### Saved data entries
===

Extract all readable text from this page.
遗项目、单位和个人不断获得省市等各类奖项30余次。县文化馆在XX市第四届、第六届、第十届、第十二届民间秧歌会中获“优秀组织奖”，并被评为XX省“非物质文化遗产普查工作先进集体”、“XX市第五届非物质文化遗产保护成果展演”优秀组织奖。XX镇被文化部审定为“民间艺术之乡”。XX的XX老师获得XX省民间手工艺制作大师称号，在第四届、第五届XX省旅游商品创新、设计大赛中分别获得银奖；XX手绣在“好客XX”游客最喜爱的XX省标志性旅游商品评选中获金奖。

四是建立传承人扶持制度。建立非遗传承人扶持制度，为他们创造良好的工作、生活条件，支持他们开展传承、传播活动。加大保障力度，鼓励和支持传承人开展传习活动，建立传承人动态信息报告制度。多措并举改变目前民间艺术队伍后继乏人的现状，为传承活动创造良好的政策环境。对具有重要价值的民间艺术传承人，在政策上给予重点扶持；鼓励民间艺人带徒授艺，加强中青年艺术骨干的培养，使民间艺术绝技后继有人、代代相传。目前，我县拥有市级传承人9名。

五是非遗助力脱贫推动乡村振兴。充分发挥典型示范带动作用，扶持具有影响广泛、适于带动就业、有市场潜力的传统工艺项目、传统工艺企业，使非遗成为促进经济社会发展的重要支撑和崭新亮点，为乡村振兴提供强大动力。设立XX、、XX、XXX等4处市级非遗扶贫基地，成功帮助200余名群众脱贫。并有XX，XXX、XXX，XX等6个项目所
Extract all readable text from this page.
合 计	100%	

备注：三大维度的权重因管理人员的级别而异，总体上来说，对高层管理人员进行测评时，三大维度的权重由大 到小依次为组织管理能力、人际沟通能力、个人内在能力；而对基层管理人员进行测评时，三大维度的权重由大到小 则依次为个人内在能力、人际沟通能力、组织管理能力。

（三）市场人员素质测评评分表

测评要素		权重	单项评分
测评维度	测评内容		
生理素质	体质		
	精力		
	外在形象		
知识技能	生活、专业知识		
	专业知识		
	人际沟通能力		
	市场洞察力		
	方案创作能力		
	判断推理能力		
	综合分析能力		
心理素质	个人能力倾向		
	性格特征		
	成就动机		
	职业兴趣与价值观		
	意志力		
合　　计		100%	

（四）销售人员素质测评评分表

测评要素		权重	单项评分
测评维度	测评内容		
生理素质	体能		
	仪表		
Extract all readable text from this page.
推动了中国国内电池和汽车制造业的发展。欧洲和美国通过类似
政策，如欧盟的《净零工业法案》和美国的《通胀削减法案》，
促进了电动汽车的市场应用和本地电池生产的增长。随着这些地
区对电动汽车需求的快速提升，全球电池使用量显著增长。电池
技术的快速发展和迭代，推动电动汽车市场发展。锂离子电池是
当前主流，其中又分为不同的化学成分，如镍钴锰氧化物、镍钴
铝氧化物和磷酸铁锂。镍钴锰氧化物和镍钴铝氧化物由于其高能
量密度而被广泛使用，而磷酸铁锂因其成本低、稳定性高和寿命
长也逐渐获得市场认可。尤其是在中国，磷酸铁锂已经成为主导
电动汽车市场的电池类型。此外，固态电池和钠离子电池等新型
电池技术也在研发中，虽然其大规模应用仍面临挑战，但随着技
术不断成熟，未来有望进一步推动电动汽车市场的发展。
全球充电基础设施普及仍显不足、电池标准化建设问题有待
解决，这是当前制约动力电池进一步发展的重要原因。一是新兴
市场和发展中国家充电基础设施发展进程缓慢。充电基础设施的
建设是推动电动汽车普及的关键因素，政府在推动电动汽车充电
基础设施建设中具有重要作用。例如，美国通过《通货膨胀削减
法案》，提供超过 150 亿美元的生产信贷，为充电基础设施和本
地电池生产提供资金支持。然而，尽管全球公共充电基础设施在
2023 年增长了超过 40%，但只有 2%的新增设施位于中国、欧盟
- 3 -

===

### REQUEST
Every line above should be written out again exactly as it stands.

### EXPECTED ANSWER
Extract all readable text from this page.
遗项目、单位和个人不断获得省市等各类奖项30余次。县文化馆在XX市第四届、第六届、第十届、第十二届民间秧歌会中获“优秀组织奖”，并被评为XX省“非物质文化遗产普查工作先进集体”、“XX市第五届非物质文化遗产保护成果展演”优秀组织奖。XX镇被文化部审定为“民间艺术之乡”。XX的XX老师获得XX省民间手工艺制作大师称号，在第四届、第五届XX省旅游商品创新、设计大赛中分别获得银奖；XX手绣在“好客XX”游客最喜爱的XX省标志性旅游商品评选中获金奖。

四是建立传承人扶持制度。建立非遗传承人扶持制度，为他们创造良好的工作、生活条件，支持他们开展传承、传播活动。加大保障力度，鼓励和支持传承人开展传习活动，建立传承人动态信息报告制度。多措并举改变目前民间艺术队伍后继乏人的现状，为传承活动创造良好的政策环境。对具有重要价值的民间艺术传承人，在政策上给予重点扶持；鼓励民间艺人带徒授艺，加强中青年艺术骨干的培养，使民间艺术绝技后继有人、代代相传。目前，我县拥有市级传承人9名。

五是非遗助力脱贫推动乡村振兴。充分发挥典型示范带动作用，扶持具有影响广泛、适于带动就业、有市场潜力的传统工艺项目、传统工艺企业，使非遗成为促进经济社会发展的重要支撑和崭新亮点，为乡村振兴提供强大动力。设立XX、、XX、XXX等4处市级非遗扶贫基地，成功帮助200余名群众脱贫。并有XX，XXX、XXX，XX等6个项目所
Extract all readable text from this page.
合 计	100%	

备注：三大维度的权重因管理人员的级别而异，总体上来说，对高层管理人员进行测评时，三大维度的权重由大 到小依次为组织管理能力、人际沟通能力、个人内在能力；而对基层管理人员进行测评时，三大维度的权重由大到小 则依次为个人内在能力、人际沟通能力、组织管理能力。

（三）市场人员素质测评评分表

测评要素		权重	单项评分
测评维度	测评内容		
生理素质	体质		
	精力		
	外在形象		
知识技能	生活、专业知识		
	专业知识		
	人际沟通能力		
	市场洞察力		
	方案创作能力		
	判断推理能力		
	综合分析能力		
心理素质	个人能力倾向		
	性格特征		
	成就动机		
	职业兴趣与价值观		
	意志力		
合　　计		100%	

（四）销售人员素质测评评分表

测评要素		权重	单项评分
测评维度	测评内容		
生理素质	体能		
	仪表		
Extract all readable text from this page.
推动了中国国内电池和汽车制造业的发展。欧洲和美国通过类似
政策，如欧盟的《净零工业法案》和美国的《通胀削减法案》，
促进了电动汽车的市场应用和本地电池生产的增长。随着这些地
区对电动汽车需求的快速提升，全球电池使用量显著增长。电池
技术的快速发展和迭代，推动电动汽车市场发展。锂离子电池是
当前主流，其中又分为不同的化学成分，如镍钴锰氧化物、镍钴
铝氧化物和磷酸铁锂。镍钴锰氧化物和镍钴铝氧化物由于其高能
量密度而被广泛使用，而磷酸铁锂因其成本低、稳定性高和寿命
长也逐渐获得市场认可。尤其是在中国，磷酸铁锂已经成为主导
电动汽车市场的电池类型。此外，固态电池和钠离子电池等新型
电池技术也在研发中，虽然其大规模应用仍面临挑战，但随着技
术不断成熟，未来有望进一步推动电动汽车市场的发展。
全球充电基础设施普及仍显不足、电池标准化建设问题有待
解决，这是当前制约动力电池进一步发展的重要原因。一是新兴
市场和发展中国家充电基础设施发展进程缓慢。充电基础设施的
建设是推动电动汽车普及的关键因素，政府在推动电动汽车充电
基础设施建设中具有重要作用。例如，美国通过《通货膨胀削减
法案》，提供超过 150 亿美元的生产信贷，为充电基础设施和本
地电池生产提供资金支持。然而，尽管全球公共充电基础设施在
2023 年增长了超过 40%，但只有 2%的新增设施位于中国、欧盟
- 3 -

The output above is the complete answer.